[Records from a collection]
........

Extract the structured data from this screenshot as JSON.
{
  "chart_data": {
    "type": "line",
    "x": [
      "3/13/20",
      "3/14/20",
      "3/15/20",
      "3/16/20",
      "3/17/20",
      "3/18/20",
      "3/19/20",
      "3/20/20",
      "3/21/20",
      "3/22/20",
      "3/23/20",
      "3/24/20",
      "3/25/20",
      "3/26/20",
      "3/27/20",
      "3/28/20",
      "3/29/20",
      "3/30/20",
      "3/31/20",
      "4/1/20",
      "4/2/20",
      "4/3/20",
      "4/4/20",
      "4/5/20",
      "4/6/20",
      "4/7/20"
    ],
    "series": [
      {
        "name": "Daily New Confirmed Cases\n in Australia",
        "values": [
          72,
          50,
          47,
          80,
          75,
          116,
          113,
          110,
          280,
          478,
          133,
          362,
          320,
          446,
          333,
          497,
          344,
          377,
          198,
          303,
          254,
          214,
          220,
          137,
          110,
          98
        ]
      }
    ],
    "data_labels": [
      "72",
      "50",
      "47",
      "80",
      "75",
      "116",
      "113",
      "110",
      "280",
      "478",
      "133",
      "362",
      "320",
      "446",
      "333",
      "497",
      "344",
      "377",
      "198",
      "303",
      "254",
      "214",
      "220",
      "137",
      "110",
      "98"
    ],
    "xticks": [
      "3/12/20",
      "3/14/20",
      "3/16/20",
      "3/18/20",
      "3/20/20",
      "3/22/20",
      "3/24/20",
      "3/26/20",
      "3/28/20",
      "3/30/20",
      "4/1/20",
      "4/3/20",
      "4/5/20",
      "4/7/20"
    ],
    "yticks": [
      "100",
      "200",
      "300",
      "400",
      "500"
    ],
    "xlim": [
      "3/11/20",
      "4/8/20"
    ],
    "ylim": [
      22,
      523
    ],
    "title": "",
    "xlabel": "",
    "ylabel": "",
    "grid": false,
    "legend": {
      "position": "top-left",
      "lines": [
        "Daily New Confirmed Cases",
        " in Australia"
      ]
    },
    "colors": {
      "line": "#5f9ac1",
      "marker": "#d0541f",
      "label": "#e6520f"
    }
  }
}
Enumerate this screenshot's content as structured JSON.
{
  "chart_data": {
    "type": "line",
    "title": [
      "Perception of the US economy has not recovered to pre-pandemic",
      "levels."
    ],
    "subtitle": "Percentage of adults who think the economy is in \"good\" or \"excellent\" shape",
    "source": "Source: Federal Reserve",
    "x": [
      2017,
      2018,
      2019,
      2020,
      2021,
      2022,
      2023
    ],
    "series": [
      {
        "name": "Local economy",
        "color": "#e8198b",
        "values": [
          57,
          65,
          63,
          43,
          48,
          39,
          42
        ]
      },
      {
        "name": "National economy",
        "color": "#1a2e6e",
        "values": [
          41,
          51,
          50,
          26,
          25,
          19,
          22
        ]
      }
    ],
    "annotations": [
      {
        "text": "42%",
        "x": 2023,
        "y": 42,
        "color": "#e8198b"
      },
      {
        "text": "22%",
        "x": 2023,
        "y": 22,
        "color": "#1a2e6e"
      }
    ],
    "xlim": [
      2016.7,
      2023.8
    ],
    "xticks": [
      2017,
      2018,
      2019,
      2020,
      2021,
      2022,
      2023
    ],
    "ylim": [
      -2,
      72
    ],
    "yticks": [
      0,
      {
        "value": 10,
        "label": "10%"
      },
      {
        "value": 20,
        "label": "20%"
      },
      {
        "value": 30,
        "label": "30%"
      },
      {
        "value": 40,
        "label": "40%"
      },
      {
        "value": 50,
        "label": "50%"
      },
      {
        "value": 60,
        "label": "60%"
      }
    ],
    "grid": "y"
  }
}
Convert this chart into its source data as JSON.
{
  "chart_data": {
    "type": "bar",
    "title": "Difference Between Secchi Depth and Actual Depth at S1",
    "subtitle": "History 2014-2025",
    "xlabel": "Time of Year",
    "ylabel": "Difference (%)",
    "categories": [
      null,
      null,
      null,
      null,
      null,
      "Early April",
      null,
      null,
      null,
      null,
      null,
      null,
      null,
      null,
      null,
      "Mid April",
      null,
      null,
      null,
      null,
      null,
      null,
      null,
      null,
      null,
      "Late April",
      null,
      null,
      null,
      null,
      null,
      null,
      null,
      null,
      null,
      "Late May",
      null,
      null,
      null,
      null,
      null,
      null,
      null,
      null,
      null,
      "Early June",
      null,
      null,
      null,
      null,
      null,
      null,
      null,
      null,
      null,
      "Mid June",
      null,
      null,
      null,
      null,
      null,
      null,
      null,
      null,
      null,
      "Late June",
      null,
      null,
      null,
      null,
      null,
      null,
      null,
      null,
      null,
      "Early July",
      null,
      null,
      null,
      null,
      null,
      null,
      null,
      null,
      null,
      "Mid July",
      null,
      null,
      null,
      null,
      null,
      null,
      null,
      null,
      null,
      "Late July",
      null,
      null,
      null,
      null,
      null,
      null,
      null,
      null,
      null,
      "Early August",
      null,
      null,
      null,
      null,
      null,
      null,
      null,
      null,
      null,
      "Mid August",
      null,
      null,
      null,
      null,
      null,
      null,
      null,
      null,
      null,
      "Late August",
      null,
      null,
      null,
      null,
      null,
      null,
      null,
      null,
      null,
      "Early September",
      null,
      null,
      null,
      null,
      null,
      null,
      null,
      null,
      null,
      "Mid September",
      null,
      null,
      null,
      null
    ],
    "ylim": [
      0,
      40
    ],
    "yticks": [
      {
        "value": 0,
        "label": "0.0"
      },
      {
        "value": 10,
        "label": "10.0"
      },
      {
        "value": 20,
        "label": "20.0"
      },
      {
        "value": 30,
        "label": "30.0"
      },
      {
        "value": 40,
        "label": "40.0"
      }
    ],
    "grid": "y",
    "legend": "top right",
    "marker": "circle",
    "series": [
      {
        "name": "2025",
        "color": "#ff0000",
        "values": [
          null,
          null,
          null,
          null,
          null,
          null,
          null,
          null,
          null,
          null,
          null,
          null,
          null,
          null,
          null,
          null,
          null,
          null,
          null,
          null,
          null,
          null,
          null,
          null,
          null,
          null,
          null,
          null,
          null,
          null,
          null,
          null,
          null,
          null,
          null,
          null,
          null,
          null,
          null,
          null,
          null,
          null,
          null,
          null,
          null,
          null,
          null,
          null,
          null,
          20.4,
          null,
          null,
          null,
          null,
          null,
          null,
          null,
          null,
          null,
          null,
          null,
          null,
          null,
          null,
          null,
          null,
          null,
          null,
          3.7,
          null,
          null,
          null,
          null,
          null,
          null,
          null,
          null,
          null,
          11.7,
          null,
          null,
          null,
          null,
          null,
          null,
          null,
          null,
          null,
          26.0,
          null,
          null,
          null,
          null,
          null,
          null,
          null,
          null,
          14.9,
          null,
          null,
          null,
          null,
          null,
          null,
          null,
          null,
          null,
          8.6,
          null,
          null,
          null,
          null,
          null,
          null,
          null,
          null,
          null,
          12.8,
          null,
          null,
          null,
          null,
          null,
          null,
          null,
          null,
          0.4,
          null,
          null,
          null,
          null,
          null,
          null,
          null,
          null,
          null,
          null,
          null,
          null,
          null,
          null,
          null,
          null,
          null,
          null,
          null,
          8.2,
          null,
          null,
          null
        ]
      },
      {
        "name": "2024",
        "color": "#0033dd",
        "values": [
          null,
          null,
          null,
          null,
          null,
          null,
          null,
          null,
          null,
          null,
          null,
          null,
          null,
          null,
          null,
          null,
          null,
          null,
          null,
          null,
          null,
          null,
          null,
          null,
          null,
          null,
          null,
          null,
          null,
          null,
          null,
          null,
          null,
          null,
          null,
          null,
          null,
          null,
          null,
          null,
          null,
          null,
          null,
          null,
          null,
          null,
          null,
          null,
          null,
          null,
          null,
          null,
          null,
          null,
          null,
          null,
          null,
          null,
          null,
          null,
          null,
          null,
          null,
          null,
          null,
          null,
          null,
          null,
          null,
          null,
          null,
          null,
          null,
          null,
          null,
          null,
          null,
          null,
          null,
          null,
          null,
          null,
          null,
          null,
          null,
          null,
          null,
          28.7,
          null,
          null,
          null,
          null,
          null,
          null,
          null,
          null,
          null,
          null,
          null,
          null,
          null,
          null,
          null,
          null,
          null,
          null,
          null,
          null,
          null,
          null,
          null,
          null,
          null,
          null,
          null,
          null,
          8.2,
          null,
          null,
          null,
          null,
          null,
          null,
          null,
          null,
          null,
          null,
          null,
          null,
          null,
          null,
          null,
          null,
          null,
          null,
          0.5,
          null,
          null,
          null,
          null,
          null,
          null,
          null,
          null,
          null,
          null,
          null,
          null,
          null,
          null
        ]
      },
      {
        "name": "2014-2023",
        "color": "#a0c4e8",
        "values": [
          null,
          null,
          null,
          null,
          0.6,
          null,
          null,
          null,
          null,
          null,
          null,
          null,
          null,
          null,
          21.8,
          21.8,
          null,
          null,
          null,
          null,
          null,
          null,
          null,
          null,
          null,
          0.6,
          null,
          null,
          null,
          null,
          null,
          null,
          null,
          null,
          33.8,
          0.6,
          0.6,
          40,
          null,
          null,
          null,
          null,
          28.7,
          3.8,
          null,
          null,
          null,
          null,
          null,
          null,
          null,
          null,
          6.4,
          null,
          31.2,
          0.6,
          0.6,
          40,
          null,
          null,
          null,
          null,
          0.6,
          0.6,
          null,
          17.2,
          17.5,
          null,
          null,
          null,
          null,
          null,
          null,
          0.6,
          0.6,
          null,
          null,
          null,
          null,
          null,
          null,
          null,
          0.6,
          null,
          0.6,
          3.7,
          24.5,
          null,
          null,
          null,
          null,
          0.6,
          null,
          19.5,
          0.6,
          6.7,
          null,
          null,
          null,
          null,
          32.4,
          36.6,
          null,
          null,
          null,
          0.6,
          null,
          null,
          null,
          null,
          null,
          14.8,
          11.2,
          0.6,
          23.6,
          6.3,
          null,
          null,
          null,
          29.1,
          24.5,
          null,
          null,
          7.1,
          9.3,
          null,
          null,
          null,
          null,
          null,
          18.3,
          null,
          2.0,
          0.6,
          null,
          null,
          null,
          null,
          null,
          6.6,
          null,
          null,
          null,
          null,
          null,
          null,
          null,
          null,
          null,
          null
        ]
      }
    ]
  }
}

........

## Task
Among the lines of the data, identify those with the word "August". Copy each of them.

## Written response
      "Early August",
      "Mid August",
      "Late August",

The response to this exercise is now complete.